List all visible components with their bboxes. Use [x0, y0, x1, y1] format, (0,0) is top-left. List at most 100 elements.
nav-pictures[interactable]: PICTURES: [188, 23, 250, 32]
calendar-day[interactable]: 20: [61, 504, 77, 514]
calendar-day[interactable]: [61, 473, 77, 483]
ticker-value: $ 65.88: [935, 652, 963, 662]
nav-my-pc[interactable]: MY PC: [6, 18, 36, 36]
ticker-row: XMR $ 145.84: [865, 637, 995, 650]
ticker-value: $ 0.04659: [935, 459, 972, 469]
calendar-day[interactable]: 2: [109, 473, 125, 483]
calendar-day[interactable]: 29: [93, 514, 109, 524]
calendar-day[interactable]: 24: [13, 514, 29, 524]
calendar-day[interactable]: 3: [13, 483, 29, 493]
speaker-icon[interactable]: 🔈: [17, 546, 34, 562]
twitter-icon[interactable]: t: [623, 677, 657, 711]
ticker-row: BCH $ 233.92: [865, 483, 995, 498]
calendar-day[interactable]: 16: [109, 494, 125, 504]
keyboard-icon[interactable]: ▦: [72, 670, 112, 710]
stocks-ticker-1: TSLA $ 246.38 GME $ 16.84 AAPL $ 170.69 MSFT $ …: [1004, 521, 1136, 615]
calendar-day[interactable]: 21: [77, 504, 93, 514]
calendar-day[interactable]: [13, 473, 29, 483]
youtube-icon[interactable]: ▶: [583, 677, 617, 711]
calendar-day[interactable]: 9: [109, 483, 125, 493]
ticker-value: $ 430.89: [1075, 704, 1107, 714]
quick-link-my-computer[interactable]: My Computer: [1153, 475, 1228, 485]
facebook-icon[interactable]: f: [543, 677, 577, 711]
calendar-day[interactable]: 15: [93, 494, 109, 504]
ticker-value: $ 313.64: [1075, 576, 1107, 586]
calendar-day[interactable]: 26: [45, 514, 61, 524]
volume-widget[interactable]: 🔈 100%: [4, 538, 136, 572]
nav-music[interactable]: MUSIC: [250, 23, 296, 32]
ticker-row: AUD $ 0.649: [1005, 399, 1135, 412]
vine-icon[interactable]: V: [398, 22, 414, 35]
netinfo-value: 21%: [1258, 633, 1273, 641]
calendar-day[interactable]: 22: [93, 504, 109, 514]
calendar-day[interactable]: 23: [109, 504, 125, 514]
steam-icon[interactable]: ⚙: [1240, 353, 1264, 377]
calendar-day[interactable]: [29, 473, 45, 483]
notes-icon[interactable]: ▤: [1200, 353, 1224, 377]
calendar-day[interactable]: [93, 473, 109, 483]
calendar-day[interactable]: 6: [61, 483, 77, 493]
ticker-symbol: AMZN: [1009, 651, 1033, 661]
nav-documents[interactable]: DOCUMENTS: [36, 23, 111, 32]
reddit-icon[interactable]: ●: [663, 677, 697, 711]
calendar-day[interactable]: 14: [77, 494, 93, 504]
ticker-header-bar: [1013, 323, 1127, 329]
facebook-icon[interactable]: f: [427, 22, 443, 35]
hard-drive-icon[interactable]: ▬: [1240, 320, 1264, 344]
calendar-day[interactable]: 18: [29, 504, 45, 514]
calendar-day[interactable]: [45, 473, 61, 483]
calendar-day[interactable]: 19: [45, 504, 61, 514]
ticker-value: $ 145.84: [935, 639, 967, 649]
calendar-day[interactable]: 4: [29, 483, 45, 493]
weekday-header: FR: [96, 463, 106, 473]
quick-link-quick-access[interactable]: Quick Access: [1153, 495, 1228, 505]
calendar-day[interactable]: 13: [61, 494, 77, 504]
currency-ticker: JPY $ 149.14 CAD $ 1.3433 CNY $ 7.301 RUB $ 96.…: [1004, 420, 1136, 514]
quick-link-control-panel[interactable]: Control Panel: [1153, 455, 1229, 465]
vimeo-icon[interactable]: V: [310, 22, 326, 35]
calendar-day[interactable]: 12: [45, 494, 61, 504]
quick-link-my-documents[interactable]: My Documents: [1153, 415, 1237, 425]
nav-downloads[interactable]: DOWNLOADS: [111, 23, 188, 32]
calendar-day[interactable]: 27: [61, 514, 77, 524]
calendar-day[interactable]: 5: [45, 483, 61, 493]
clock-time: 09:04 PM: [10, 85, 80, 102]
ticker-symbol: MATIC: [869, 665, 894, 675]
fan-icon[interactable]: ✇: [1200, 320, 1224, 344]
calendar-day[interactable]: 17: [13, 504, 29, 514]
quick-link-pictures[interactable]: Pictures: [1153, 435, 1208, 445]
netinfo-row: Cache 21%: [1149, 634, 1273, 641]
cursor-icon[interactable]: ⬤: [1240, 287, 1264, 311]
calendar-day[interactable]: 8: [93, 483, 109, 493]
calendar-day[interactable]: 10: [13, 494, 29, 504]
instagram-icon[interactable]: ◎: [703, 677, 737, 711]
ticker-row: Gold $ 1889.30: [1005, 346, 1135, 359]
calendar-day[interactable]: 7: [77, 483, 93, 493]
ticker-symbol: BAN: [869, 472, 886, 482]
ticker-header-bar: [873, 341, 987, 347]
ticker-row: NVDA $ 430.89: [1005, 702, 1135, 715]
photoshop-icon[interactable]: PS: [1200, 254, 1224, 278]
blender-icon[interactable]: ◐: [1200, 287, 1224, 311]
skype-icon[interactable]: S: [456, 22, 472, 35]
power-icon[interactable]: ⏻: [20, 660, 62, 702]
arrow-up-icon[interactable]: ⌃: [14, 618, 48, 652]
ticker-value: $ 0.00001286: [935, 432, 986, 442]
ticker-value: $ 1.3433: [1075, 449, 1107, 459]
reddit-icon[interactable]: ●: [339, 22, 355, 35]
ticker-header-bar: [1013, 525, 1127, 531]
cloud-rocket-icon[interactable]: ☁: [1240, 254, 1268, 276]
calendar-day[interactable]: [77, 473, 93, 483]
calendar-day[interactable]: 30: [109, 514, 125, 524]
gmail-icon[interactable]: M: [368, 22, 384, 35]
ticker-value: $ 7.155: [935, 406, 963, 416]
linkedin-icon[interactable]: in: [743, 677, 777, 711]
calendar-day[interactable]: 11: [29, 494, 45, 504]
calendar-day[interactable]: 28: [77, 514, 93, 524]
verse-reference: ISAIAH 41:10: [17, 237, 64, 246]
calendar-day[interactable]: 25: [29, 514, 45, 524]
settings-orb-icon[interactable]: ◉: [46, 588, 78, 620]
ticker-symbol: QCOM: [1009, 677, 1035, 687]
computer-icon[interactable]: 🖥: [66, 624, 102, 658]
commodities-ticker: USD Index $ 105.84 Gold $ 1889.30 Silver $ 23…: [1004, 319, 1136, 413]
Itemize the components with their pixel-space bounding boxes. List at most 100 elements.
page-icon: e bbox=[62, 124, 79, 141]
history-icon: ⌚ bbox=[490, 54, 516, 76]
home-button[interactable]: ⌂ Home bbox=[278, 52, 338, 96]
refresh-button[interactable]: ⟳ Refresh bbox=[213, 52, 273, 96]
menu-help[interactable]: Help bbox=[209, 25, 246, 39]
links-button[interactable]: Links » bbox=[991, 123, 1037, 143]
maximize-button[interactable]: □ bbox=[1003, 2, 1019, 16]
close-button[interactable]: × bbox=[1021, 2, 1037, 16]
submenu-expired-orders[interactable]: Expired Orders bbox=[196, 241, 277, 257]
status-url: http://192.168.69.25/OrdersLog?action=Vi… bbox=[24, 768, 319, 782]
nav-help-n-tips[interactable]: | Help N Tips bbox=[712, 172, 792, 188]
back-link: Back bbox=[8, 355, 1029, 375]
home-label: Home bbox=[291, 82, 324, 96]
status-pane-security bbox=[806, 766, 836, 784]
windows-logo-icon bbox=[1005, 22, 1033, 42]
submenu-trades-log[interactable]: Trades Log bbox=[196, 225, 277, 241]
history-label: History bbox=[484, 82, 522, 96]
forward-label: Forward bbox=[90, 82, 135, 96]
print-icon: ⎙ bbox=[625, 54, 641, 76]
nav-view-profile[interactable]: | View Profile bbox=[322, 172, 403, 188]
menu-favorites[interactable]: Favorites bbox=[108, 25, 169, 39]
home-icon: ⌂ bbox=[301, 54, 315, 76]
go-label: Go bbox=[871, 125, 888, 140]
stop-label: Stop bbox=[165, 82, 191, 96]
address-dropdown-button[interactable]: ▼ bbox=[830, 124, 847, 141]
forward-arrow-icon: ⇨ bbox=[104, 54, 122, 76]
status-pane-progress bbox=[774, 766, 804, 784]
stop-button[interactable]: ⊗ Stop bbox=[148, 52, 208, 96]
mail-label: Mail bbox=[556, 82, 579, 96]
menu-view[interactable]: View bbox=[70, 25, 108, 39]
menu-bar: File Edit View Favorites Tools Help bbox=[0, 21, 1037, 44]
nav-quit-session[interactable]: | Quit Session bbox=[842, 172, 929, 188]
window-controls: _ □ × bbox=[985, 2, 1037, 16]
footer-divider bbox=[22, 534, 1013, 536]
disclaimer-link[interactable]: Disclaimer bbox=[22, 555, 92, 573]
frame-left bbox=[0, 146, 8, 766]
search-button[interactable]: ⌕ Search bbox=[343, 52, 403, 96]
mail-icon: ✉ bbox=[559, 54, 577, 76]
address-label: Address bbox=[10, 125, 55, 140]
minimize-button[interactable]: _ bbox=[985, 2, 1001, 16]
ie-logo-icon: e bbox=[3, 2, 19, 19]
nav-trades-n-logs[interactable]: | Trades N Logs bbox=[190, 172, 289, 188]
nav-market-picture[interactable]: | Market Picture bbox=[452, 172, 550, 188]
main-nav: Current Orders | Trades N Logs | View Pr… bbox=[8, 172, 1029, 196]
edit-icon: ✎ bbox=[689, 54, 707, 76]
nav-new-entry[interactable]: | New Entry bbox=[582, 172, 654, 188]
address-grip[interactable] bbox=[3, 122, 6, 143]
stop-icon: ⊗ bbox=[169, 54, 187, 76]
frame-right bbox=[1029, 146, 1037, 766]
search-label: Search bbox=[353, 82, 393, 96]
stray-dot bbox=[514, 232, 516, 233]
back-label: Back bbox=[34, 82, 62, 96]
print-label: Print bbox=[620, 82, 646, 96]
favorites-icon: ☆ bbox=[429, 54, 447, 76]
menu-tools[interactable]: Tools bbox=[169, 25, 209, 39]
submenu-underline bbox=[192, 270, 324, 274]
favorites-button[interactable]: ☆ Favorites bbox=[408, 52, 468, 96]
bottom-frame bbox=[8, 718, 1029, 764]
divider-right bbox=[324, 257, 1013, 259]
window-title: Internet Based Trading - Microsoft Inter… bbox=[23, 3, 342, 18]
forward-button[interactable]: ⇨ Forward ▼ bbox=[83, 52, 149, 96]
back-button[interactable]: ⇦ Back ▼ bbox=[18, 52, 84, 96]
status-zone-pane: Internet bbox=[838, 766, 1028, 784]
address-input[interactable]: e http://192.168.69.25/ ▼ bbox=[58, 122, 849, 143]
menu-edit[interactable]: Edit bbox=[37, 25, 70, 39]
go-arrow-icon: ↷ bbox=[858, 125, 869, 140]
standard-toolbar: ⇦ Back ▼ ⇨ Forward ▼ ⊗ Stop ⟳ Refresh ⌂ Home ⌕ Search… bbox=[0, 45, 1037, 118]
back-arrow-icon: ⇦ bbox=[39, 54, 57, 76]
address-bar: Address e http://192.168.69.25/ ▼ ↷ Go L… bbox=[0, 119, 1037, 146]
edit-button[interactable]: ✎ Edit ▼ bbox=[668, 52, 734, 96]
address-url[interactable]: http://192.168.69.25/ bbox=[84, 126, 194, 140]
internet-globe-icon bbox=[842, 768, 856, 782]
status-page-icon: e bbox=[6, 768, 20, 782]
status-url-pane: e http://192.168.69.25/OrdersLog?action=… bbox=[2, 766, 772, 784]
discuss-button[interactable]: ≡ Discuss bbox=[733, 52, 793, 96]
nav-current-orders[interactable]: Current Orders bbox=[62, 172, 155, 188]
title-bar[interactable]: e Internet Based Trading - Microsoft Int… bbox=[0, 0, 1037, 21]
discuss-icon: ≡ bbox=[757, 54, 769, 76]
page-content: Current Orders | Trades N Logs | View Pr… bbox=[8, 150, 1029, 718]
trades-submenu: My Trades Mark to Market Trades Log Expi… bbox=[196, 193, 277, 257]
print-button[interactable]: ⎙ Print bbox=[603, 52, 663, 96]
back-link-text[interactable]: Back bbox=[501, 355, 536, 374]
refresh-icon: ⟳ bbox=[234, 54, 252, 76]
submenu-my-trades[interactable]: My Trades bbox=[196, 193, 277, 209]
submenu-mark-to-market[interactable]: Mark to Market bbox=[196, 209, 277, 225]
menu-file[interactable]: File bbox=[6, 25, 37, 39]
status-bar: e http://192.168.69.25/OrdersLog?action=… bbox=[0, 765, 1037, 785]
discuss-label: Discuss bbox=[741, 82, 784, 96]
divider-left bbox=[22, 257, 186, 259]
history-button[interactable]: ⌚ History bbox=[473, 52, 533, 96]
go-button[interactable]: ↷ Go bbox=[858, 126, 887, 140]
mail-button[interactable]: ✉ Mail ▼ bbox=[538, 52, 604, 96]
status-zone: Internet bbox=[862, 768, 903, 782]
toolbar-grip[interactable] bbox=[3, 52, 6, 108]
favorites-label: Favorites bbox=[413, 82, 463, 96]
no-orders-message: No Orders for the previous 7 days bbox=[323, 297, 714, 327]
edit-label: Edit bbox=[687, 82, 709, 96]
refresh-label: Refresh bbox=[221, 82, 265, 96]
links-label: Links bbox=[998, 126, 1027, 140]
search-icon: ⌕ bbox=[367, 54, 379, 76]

^^^^^^^^

Can you print every line of the rows verbatim, from the first line through the line containing "ticker-value: $ 313.64: [1075, 576, 1107, 586]", with both of those lines included?

* _Solution to this problem_:
List all visible components with their bboxes. Use [x0, y0, x1, y1] format, (0,0) is top-left. List at most 100 elements.
nav-pictures[interactable]: PICTURES: [188, 23, 250, 32]
calendar-day[interactable]: 20: [61, 504, 77, 514]
calendar-day[interactable]: [61, 473, 77, 483]
ticker-value: $ 65.88: [935, 652, 963, 662]
nav-my-pc[interactable]: MY PC: [6, 18, 36, 36]
ticker-row: XMR $ 145.84: [865, 637, 995, 650]
ticker-value: $ 0.04659: [935, 459, 972, 469]
calendar-day[interactable]: 2: [109, 473, 125, 483]
calendar-day[interactable]: 29: [93, 514, 109, 524]
calendar-day[interactable]: 24: [13, 514, 29, 524]
calendar-day[interactable]: 3: [13, 483, 29, 493]
speaker-icon[interactable]: 🔈: [17, 546, 34, 562]
twitter-icon[interactable]: t: [623, 677, 657, 711]
ticker-row: BCH $ 233.92: [865, 483, 995, 498]
calendar-day[interactable]: 16: [109, 494, 125, 504]
keyboard-icon[interactable]: ▦: [72, 670, 112, 710]
stocks-ticker-1: TSLA $ 246.38 GME $ 16.84 AAPL $ 170.69 MSFT $ …: [1004, 521, 1136, 615]
calendar-day[interactable]: 21: [77, 504, 93, 514]
calendar-day[interactable]: [13, 473, 29, 483]
youtube-icon[interactable]: ▶: [583, 677, 617, 711]
calendar-day[interactable]: 9: [109, 483, 125, 493]
ticker-value: $ 430.89: [1075, 704, 1107, 714]
quick-link-my-computer[interactable]: My Computer: [1153, 475, 1228, 485]
facebook-icon[interactable]: f: [543, 677, 577, 711]
calendar-day[interactable]: 15: [93, 494, 109, 504]
ticker-value: $ 313.64: [1075, 576, 1107, 586]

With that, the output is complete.